EXERCISE REQUIREMENTS: In the records below, find each line containing the word "icon" and copy it.

SUPPLIED MATERIAL:
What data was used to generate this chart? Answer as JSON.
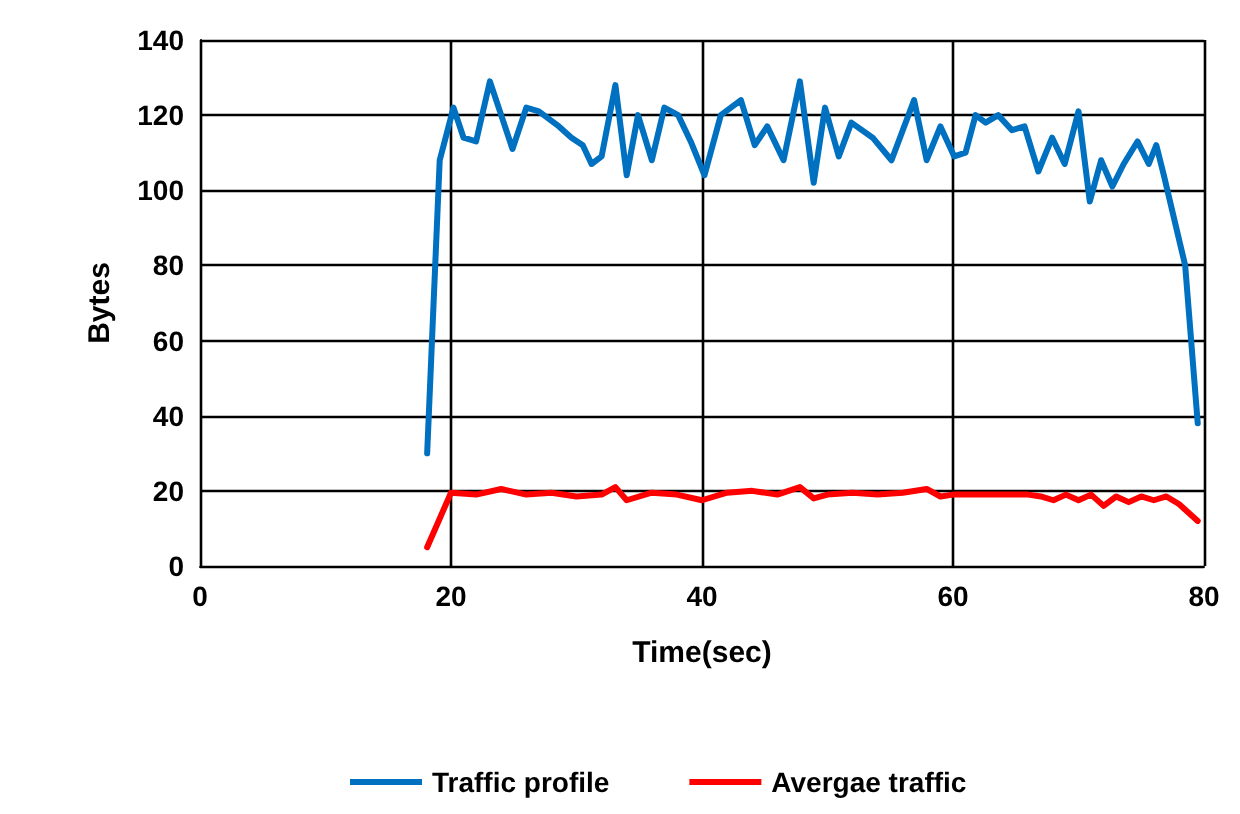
{
  "chart_data": {
    "type": "line",
    "xlabel": "Time(sec)",
    "ylabel": "Bytes",
    "xlim": [
      0,
      80
    ],
    "xticks": [
      0,
      20,
      40,
      60,
      80
    ],
    "ylim": [
      0,
      140
    ],
    "yticks": [
      0,
      20,
      40,
      60,
      80,
      100,
      120,
      140
    ],
    "grid": true,
    "legend": "bottom",
    "marker": "none",
    "line_style": "solid",
    "series": [
      {
        "name": "Traffic profile",
        "color": "#0070c0",
        "x": [
          18.1,
          19.1,
          20.2,
          21,
          22,
          23.1,
          23.9,
          24.9,
          26,
          27,
          28.6,
          29.6,
          30.5,
          31.2,
          32,
          33.1,
          34,
          34.9,
          36,
          37,
          38.1,
          39.1,
          40.2,
          41.5,
          43.1,
          44.2,
          45.2,
          46.5,
          47.8,
          48.9,
          49.8,
          50.9,
          51.9,
          53.6,
          55.1,
          56.9,
          57.9,
          59,
          60.1,
          61,
          61.8,
          62.6,
          63.6,
          64.7,
          65.7,
          66.8,
          67.9,
          68.9,
          70,
          70.9,
          71.8,
          72.7,
          73.6,
          74.7,
          75.6,
          76.2,
          76.8,
          78.5,
          79.5
        ],
        "values": [
          30,
          108,
          122,
          114,
          113,
          129,
          121,
          111,
          122,
          121,
          117,
          114,
          112,
          107,
          109,
          128,
          104,
          120,
          108,
          122,
          120,
          113,
          104,
          120,
          124,
          112,
          117,
          108,
          129,
          102,
          122,
          109,
          118,
          114,
          108,
          124,
          108,
          117,
          109,
          110,
          120,
          118,
          120,
          116,
          117,
          105,
          114,
          107,
          121,
          97,
          108,
          101,
          107,
          113,
          107,
          112,
          104,
          80,
          38
        ]
      },
      {
        "name": "Avergae traffic",
        "color": "#ff0000",
        "x": [
          18.1,
          20,
          22,
          24,
          26,
          28,
          30,
          32,
          33.1,
          34,
          36,
          38,
          40,
          42,
          44,
          46,
          47.8,
          48.9,
          50,
          52,
          54,
          56,
          57.9,
          59,
          60,
          62,
          64,
          66,
          67,
          68,
          69,
          70,
          71,
          72,
          73,
          74,
          75,
          76,
          77,
          78,
          79.5
        ],
        "values": [
          5,
          19.5,
          19,
          20.5,
          19,
          19.5,
          18.5,
          19,
          21,
          17.5,
          19.5,
          19,
          17.5,
          19.5,
          20,
          19,
          21,
          18,
          19,
          19.5,
          19,
          19.5,
          20.5,
          18.5,
          19,
          19,
          19,
          19,
          18.5,
          17.5,
          19,
          17.5,
          19,
          16,
          18.5,
          17,
          18.5,
          17.5,
          18.5,
          16.5,
          12
        ]
      }
    ]
  }
}
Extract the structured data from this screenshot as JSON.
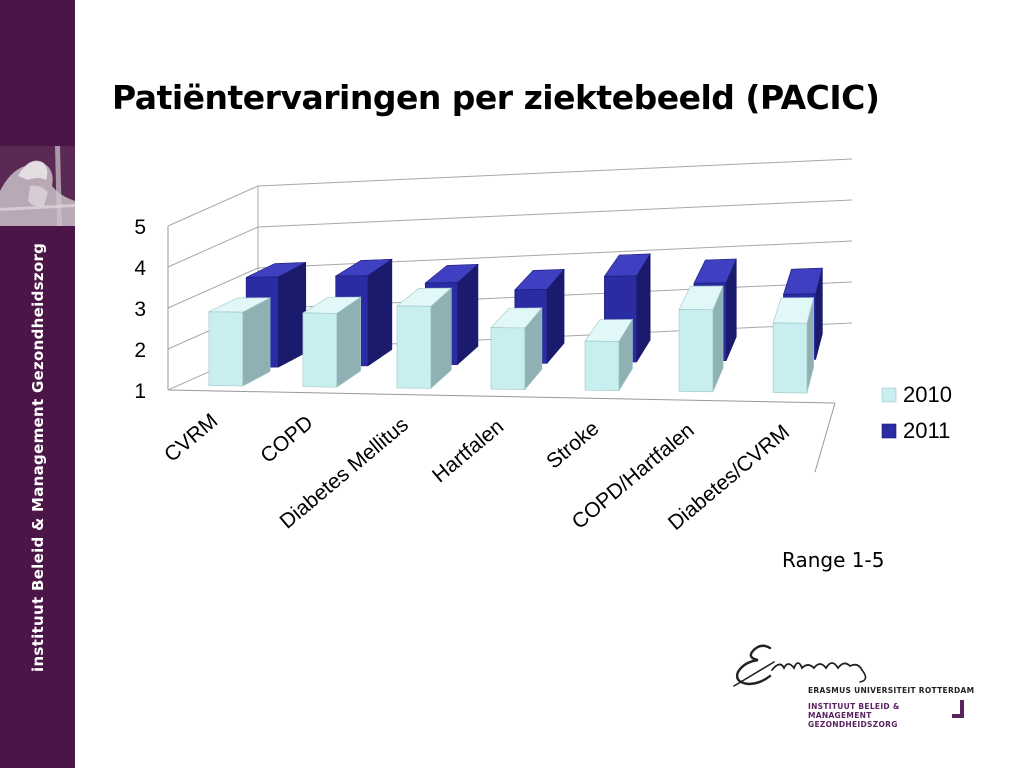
{
  "title": "Patiëntervaringen per ziektebeeld (PACIC)",
  "sidebar": {
    "text": "instituut Beleid & Management Gezondheidszorg",
    "photo_icon": "portrait-photo-icon"
  },
  "note": "Range 1-5",
  "logo": {
    "signature_icon": "erasmus-signature-logo-icon",
    "university": "ERASMUS UNIVERSITEIT ROTTERDAM",
    "institute": "INSTITUUT BELEID & MANAGEMENT GEZONDHEIDSZORG"
  },
  "colors": {
    "sidebar": "#4b1647",
    "series_2010": "#b8e6e8",
    "series_2011": "#2a2a9c"
  },
  "chart_data": {
    "type": "bar",
    "variant": "3d-clustered-column",
    "categories": [
      "CVRM",
      "COPD",
      "Diabetes Mellitus",
      "Hartfalen",
      "Stroke",
      "COPD/Hartfalen",
      "Diabetes/CVRM"
    ],
    "series": [
      {
        "name": "2010",
        "values": [
          2.8,
          2.8,
          3.0,
          2.5,
          2.2,
          3.0,
          2.7
        ]
      },
      {
        "name": "2011",
        "values": [
          3.2,
          3.2,
          3.0,
          2.8,
          3.1,
          2.9,
          2.6
        ]
      }
    ],
    "yticks": [
      "1",
      "2",
      "3",
      "4",
      "5"
    ],
    "ylim": [
      1,
      5
    ],
    "grid": true,
    "legend": "right"
  }
}
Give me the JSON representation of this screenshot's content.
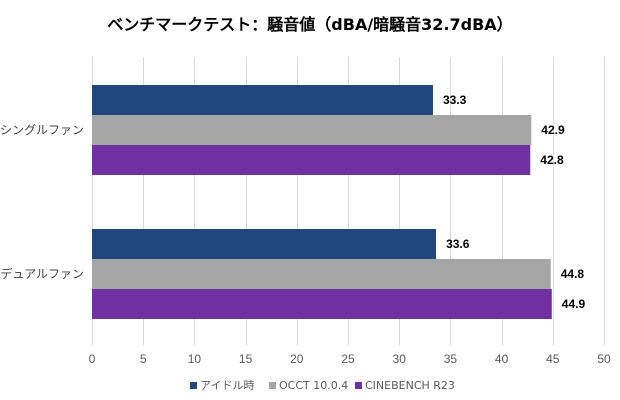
{
  "chart_data": {
    "type": "bar",
    "orientation": "horizontal",
    "title": "ベンチマークテスト：騒音値（dBA/暗騒音32.7dBA）",
    "xlabel": "",
    "ylabel": "",
    "xlim": [
      0,
      50
    ],
    "xticks": [
      0,
      5,
      10,
      15,
      20,
      25,
      30,
      35,
      40,
      45,
      50
    ],
    "tick_labels": [
      "0",
      "5",
      "10",
      "15",
      "20",
      "25",
      "30",
      "35",
      "40",
      "45",
      "50"
    ],
    "grid": true,
    "legend_position": "bottom",
    "categories": [
      "シングルファン",
      "デュアルファン"
    ],
    "series": [
      {
        "name": "アイドル時",
        "color": "#1f497d",
        "values": [
          33.3,
          33.6
        ],
        "labels": [
          "33.3",
          "33.6"
        ]
      },
      {
        "name": "OCCT 10.0.4",
        "color": "#a5a5a5",
        "values": [
          42.9,
          44.8
        ],
        "labels": [
          "42.9",
          "44.8"
        ]
      },
      {
        "name": "CINEBENCH R23",
        "color": "#7030a0",
        "values": [
          42.8,
          44.9
        ],
        "labels": [
          "42.8",
          "44.9"
        ]
      }
    ]
  }
}
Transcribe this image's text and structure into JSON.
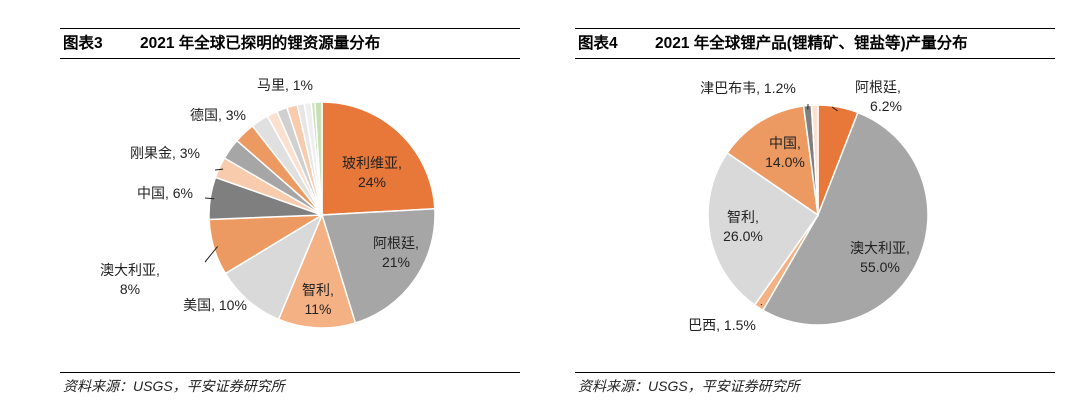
{
  "chart_data": [
    {
      "type": "pie",
      "figure_no": "图表3",
      "title": "2021 年全球已探明的锂资源量分布",
      "source": "资料来源：USGS，平安证券研究所",
      "slices": [
        {
          "label": "玻利维亚, 24%",
          "value": 24,
          "color": "#E8773A"
        },
        {
          "label": "阿根廷, 21%",
          "value": 21,
          "color": "#A6A6A6"
        },
        {
          "label": "智利, 11%",
          "value": 11,
          "color": "#F4B183"
        },
        {
          "label": "美国, 10%",
          "value": 10,
          "color": "#D9D9D9"
        },
        {
          "label": "澳大利亚, 8%",
          "value": 8,
          "color": "#ED9A62"
        },
        {
          "label": "中国, 6%",
          "value": 6,
          "color": "#7F7F7F"
        },
        {
          "label": "刚果金, 3%",
          "value": 3,
          "color": "#F8CBAD"
        },
        {
          "label": "德国, 3%",
          "value": 3,
          "color": "#A6A6A6"
        },
        {
          "label": "",
          "value": 3,
          "color": "#ED9A62"
        },
        {
          "label": "",
          "value": 2.5,
          "color": "#E0E0E0"
        },
        {
          "label": "",
          "value": 1.5,
          "color": "#FBE0D0"
        },
        {
          "label": "",
          "value": 1.5,
          "color": "#D0D0D0"
        },
        {
          "label": "",
          "value": 1.5,
          "color": "#F8CBAD"
        },
        {
          "label": "",
          "value": 1,
          "color": "#E6E6E6"
        },
        {
          "label": "",
          "value": 1,
          "color": "#EFEFEF"
        },
        {
          "label": "",
          "value": 0.5,
          "color": "#C5E0B4"
        },
        {
          "label": "马里, 1%",
          "value": 1,
          "color": "#C5E0B4"
        }
      ]
    },
    {
      "type": "pie",
      "figure_no": "图表4",
      "title": "2021 年全球锂产品(锂精矿、锂盐等)产量分布",
      "source": "资料来源：USGS，平安证券研究所",
      "slices": [
        {
          "label": "阿根廷, 6.2%",
          "value": 6.2,
          "color": "#E8773A"
        },
        {
          "label": "澳大利亚, 55.0%",
          "value": 55.0,
          "color": "#A6A6A6"
        },
        {
          "label": "巴西, 1.5%",
          "value": 1.5,
          "color": "#F4B183"
        },
        {
          "label": "智利, 26.0%",
          "value": 26.0,
          "color": "#D9D9D9"
        },
        {
          "label": "中国, 14.0%",
          "value": 14.0,
          "color": "#ED9A62"
        },
        {
          "label": "津巴布韦, 1.2%",
          "value": 1.2,
          "color": "#7F7F7F"
        },
        {
          "label": "",
          "value": 1.0,
          "color": "#FBE0D0"
        }
      ]
    }
  ]
}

ANSWER TO THE PROBLEM:
    "photo_icon": "portrait-photo-icon"
    "signature_icon": "erasmus-signature-logo-icon",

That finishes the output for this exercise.